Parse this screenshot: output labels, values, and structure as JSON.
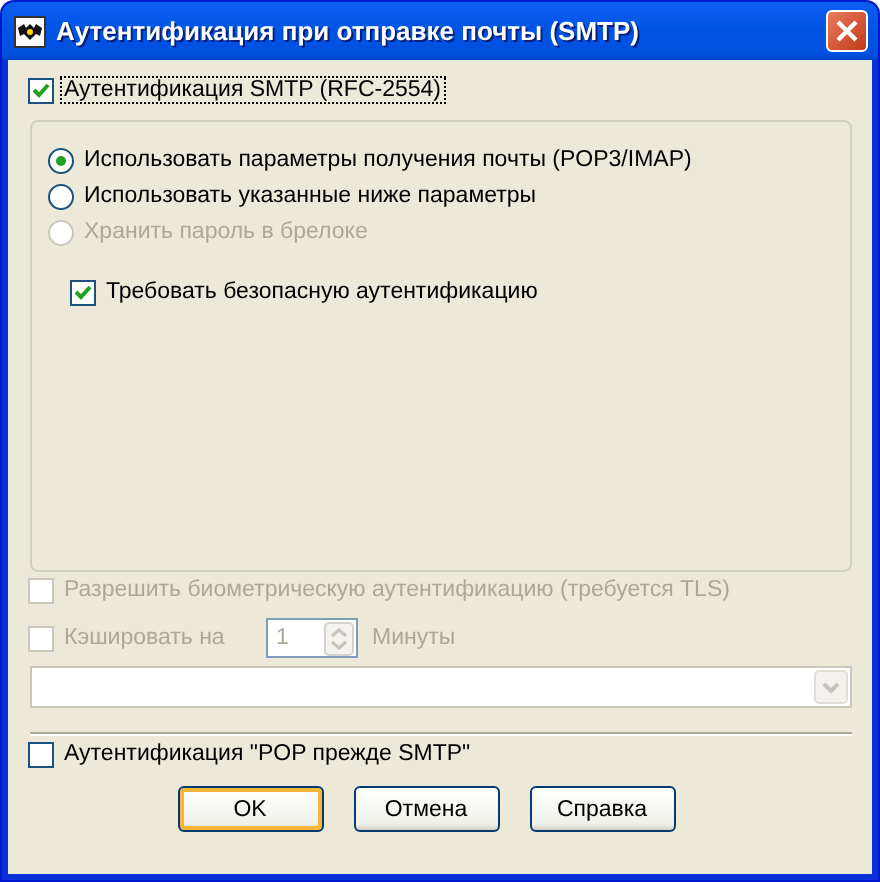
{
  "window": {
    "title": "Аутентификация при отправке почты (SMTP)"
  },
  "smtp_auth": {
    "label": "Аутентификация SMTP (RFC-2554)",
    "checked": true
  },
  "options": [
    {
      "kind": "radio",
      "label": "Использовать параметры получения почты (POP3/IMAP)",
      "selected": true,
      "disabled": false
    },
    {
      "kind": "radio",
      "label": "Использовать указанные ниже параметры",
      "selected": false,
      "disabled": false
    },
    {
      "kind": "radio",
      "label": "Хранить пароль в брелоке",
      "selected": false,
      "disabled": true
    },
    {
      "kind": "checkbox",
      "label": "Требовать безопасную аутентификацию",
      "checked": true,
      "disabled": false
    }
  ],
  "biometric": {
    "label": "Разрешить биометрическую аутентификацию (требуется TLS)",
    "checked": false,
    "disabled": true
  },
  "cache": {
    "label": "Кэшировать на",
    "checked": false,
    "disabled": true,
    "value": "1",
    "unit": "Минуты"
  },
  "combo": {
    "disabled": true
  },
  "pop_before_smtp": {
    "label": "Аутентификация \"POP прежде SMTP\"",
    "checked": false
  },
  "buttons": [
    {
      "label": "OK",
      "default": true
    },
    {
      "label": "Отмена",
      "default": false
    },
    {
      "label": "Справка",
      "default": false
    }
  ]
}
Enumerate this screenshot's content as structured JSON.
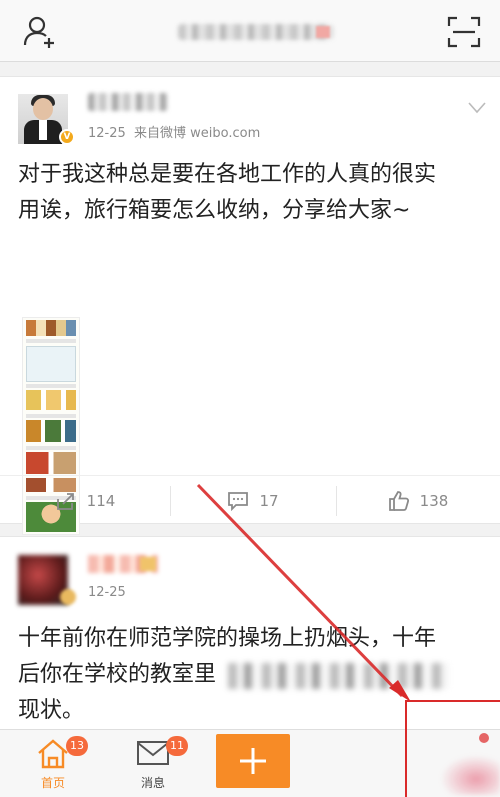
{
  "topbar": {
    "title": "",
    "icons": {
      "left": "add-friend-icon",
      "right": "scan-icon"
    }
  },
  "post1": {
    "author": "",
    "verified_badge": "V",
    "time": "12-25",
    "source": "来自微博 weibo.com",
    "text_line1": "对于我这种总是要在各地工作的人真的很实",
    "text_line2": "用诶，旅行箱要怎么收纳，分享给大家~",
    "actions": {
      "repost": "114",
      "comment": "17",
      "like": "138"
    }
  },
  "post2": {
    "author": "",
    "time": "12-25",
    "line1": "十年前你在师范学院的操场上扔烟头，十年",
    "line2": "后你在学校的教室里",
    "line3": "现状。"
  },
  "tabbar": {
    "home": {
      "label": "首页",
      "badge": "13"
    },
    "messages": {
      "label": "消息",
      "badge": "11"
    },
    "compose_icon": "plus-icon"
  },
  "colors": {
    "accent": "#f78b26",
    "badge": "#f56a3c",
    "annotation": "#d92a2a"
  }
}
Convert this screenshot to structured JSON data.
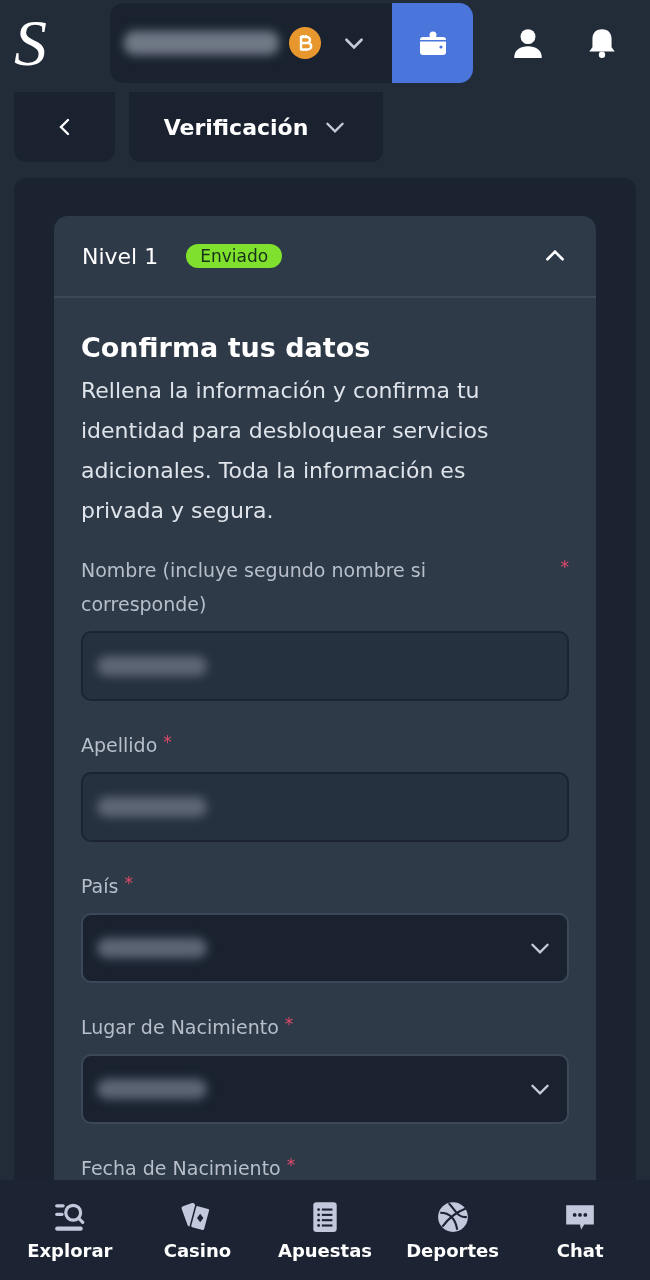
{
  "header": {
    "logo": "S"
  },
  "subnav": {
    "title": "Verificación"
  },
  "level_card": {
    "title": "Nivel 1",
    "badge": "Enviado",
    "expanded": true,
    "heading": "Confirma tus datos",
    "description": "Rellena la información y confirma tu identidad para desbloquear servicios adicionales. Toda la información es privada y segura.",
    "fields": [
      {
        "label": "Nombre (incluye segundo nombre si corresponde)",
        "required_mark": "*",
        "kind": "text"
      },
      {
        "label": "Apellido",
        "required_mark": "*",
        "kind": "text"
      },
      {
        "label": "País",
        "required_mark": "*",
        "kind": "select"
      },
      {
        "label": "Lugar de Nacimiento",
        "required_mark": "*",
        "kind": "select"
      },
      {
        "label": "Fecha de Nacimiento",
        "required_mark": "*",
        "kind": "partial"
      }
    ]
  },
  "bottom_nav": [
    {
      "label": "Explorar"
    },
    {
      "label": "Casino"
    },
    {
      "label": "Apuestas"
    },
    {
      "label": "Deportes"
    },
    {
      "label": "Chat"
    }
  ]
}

Your objective:
From the data, collect all lines where the string "почты" appears.

Written answer:
    "title": "Аутентификация при отправке почты (SMTP)"
      "label": "Использовать параметры получения почты (POP3/IMAP)",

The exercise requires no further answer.